*Goal:* Reproduce the data exactly and drop any pictures it holds.

*Data rows:*
+---+

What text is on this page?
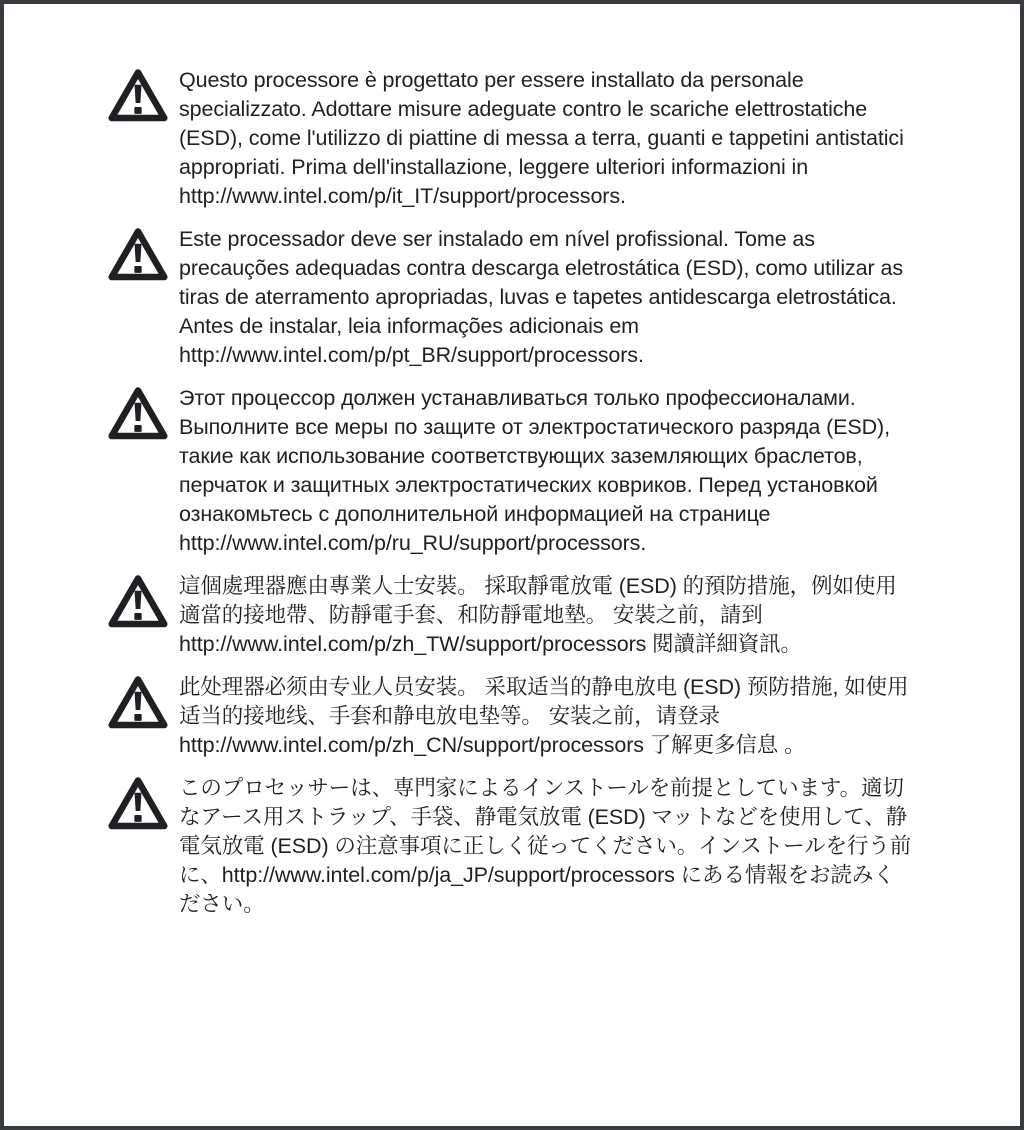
Questo processore è progettato per essere installato da personale specializzato. Adottare misure adeguate contro le scariche elettrostatiche (ESD), come l'utilizzo di piattine di messa a terra, guanti e tappetini antistatici appropriati. Prima dell'installazione, leggere ulteriori informazioni in http://www.intel.com/p/it_IT/support/processors.

Este processador deve ser instalado em nível profissional. Tome as precauções adequadas contra descarga eletrostática (ESD), como utilizar as tiras de aterramento apropriadas, luvas e tapetes antidescarga eletrostática. Antes de instalar, leia informações adicionais em http://www.intel.com/p/pt_BR/support/processors.

Этот процессор должен устанавливаться только профессионалами. Выполните все меры по защите от электростатического разряда (ESD), такие как использование соответствующих заземляющих браслетов, перчаток и защитных электростатических ковриков. Перед установкой ознакомьтесь с дополнительной информацией на странице http://www.intel.com/p/ru_RU/support/processors.

這個處理器應由專業人士安裝。 採取靜電放電 (ESD) 的預防措施，例如使用適當的接地帶、防靜電手套、和防靜電地墊。 安裝之前，請到 http://www.intel.com/p/zh_TW/support/processors 閱讀詳細資訊。

此处理器必须由专业人员安装。 采取适当的静电放电 (ESD) 预防措施, 如使用适当的接地线、手套和静电放电垫等。 安装之前，请登录 http://www.intel.com/p/zh_CN/support/processors 了解更多信息 。

このプロセッサーは、専門家によるインストールを前提としています。適切なアース用ストラップ、手袋、静電気放電 (ESD) マットなどを使用して、静電気放電 (ESD) の注意事項に正しく従ってください。インストールを行う前に、http://www.intel.com/p/ja_JP/support/processors にある情報をお読みください。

+---+

*Task result:*
What text is on this page?
Questo processore è progettato per essere installato da personale specializzato. Adottare misure adeguate contro le scariche elettrostatiche (ESD), come l'utilizzo di piattine di messa a terra, guanti e tappetini antistatici appropriati. Prima dell'installazione, leggere ulteriori informazioni in http://www.intel.com/p/it_IT/support/processors.

Este processador deve ser instalado em nível profissional. Tome as precauções adequadas contra descarga eletrostática (ESD), como utilizar as tiras de aterramento apropriadas, luvas e tapetes antidescarga eletrostática. Antes de instalar, leia informações adicionais em http://www.intel.com/p/pt_BR/support/processors.

Этот процессор должен устанавливаться только профессионалами. Выполните все меры по защите от электростатического разряда (ESD), такие как использование соответствующих заземляющих браслетов, перчаток и защитных электростатических ковриков. Перед установкой ознакомьтесь с дополнительной информацией на странице http://www.intel.com/p/ru_RU/support/processors.

這個處理器應由專業人士安裝。 採取靜電放電 (ESD) 的預防措施，例如使用適當的接地帶、防靜電手套、和防靜電地墊。 安裝之前，請到 http://www.intel.com/p/zh_TW/support/processors 閱讀詳細資訊。

此处理器必须由专业人员安装。 采取适当的静电放电 (ESD) 预防措施, 如使用适当的接地线、手套和静电放电垫等。 安装之前，请登录 http://www.intel.com/p/zh_CN/support/processors 了解更多信息 。

このプロセッサーは、専門家によるインストールを前提としています。適切なアース用ストラップ、手袋、静電気放電 (ESD) マットなどを使用して、静電気放電 (ESD) の注意事項に正しく従ってください。インストールを行う前に、http://www.intel.com/p/ja_JP/support/processors にある情報をお読みください。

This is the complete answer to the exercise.